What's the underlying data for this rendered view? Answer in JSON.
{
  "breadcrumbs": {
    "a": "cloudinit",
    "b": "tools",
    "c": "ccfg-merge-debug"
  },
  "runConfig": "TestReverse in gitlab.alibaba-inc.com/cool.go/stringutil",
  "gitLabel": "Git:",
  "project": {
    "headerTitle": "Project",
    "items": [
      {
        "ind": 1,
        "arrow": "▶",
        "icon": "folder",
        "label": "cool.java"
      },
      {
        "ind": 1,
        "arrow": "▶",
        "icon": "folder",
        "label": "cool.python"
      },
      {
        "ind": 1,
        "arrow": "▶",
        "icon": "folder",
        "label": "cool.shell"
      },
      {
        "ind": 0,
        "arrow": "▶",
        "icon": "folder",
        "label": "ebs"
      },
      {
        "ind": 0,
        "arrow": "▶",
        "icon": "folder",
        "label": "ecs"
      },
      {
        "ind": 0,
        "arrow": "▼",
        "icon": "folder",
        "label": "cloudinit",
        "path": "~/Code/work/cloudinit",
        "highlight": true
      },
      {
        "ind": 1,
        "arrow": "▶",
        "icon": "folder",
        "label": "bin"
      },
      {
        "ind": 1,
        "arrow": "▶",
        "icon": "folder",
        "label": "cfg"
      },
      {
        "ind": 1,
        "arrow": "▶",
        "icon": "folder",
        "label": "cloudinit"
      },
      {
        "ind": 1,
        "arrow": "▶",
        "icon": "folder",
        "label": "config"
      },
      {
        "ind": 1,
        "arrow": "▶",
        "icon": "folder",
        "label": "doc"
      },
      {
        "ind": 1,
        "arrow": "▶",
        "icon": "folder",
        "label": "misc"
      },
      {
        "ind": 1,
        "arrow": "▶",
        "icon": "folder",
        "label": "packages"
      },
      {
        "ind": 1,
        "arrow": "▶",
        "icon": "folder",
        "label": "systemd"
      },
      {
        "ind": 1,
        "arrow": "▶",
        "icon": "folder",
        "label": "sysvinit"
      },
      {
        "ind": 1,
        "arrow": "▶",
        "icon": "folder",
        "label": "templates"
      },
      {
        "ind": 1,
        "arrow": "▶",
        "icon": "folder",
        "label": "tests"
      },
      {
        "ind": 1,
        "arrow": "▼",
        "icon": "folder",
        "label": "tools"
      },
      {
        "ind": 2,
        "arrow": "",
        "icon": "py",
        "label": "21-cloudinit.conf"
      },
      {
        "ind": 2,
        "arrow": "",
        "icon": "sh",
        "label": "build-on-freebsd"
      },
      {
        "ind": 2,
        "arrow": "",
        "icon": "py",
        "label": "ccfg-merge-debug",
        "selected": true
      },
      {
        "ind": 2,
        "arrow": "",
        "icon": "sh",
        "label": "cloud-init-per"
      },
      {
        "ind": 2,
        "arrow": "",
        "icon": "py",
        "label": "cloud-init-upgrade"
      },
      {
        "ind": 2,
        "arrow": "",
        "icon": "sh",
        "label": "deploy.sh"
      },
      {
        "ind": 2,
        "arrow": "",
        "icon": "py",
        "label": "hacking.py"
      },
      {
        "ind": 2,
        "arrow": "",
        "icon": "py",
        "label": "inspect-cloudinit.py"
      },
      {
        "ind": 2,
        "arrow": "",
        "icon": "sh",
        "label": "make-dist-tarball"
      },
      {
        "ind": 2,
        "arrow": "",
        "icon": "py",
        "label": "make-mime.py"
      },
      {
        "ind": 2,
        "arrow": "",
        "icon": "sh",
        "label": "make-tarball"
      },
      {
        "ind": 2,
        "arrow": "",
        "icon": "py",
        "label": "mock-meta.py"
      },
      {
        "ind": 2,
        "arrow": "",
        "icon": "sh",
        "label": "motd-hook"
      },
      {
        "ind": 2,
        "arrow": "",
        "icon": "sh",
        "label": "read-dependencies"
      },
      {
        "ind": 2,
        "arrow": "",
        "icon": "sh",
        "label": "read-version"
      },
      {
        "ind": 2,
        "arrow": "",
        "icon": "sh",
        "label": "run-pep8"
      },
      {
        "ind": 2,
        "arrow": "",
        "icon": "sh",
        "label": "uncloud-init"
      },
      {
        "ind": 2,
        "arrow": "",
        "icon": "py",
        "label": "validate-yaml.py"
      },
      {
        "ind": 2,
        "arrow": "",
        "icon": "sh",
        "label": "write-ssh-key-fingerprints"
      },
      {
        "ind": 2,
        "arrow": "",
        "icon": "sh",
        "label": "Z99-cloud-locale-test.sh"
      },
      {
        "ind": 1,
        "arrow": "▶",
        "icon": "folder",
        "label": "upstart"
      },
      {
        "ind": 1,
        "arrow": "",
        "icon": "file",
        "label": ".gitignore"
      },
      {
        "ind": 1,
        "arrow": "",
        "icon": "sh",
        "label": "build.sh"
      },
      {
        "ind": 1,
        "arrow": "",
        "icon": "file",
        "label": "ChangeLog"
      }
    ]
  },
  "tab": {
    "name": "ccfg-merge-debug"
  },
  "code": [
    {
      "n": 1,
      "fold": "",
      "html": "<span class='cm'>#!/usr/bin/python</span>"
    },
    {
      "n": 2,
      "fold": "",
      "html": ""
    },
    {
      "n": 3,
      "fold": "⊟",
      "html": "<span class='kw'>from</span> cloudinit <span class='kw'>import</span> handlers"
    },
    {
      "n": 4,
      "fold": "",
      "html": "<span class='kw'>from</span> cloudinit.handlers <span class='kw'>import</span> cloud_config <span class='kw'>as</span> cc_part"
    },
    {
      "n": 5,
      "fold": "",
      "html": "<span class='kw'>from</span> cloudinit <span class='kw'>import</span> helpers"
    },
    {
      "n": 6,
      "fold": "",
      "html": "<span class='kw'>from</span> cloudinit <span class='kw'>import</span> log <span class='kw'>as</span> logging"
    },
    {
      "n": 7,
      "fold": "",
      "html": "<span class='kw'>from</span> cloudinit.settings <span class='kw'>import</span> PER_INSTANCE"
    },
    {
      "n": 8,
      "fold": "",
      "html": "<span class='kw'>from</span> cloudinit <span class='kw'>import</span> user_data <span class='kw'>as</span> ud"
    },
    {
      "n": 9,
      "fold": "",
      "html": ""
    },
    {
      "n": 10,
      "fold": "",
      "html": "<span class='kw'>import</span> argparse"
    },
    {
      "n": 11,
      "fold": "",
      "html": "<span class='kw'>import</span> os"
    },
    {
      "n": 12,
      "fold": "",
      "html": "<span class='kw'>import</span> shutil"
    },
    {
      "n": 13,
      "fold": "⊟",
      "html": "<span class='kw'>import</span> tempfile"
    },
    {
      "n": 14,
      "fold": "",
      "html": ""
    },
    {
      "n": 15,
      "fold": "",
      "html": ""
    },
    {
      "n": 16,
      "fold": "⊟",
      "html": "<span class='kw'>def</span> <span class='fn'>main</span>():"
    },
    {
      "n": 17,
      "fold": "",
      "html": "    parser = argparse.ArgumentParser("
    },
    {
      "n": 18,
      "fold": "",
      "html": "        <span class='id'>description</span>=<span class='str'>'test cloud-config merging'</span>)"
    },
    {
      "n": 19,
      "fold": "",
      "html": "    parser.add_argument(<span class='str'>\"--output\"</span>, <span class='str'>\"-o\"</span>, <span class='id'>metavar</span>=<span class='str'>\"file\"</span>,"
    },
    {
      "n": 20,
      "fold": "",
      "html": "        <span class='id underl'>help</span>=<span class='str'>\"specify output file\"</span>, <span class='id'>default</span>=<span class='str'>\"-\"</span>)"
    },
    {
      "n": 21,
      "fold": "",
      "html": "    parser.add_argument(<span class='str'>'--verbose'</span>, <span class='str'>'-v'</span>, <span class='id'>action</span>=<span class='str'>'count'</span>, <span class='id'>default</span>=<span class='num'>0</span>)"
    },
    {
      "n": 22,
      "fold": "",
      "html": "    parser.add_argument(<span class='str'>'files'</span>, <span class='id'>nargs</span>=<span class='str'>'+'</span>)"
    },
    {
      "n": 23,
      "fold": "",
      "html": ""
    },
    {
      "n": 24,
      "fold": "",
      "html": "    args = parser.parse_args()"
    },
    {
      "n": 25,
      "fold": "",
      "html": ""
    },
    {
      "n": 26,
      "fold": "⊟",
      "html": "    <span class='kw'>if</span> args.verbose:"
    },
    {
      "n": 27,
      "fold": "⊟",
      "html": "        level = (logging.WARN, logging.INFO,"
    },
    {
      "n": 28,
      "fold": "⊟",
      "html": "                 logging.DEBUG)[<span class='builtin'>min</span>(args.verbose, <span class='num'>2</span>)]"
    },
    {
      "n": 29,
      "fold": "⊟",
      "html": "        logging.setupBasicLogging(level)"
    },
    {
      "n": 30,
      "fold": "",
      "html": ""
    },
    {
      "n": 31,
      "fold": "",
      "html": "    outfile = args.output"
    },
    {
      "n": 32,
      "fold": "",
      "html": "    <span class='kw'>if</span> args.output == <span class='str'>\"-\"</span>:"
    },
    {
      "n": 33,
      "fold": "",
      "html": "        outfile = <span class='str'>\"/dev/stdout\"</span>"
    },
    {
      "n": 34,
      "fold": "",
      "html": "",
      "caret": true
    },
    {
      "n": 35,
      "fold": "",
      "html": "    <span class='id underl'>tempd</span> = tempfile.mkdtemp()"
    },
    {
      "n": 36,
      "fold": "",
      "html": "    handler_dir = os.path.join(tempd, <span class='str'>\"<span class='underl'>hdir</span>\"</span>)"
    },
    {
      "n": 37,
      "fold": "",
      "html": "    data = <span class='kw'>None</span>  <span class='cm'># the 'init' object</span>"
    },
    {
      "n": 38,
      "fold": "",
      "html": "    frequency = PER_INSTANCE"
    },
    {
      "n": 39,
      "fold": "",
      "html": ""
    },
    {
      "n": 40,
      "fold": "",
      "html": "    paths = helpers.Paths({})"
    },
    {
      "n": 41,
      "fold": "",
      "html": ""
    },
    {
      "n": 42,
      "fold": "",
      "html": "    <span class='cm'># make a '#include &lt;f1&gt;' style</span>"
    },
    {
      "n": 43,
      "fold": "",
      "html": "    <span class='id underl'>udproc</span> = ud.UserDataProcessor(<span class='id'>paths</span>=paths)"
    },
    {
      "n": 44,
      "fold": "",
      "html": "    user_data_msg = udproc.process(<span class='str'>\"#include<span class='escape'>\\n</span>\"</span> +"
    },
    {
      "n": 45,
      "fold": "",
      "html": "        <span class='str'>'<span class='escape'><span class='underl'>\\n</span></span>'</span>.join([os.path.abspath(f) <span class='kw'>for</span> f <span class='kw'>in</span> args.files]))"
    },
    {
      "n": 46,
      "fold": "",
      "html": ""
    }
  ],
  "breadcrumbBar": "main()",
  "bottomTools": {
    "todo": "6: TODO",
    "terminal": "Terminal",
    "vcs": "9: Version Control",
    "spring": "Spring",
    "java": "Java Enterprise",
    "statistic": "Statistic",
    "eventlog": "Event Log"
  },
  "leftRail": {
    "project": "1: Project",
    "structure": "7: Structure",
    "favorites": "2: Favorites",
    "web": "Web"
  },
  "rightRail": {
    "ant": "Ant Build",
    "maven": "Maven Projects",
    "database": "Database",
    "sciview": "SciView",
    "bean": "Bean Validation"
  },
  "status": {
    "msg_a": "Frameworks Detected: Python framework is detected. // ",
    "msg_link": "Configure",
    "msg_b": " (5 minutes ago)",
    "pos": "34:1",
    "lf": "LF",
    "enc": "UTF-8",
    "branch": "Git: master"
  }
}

• YOUR TASK
From the listing above, return each line with the word "default".

• COMPLETE RESPONSE
      "html": "        <span class='id underl'>help</span>=<span class='str'>\"specify output file\"</span>, <span class='id'>default</span>=<span class='str'>\"-\"</span>)"
      "html": "    parser.add_argument(<span class='str'>'--verbose'</span>, <span class='str'>'-v'</span>, <span class='id'>action</span>=<span class='str'>'count'</span>, <span class='id'>default</span>=<span class='num'>0</span>)"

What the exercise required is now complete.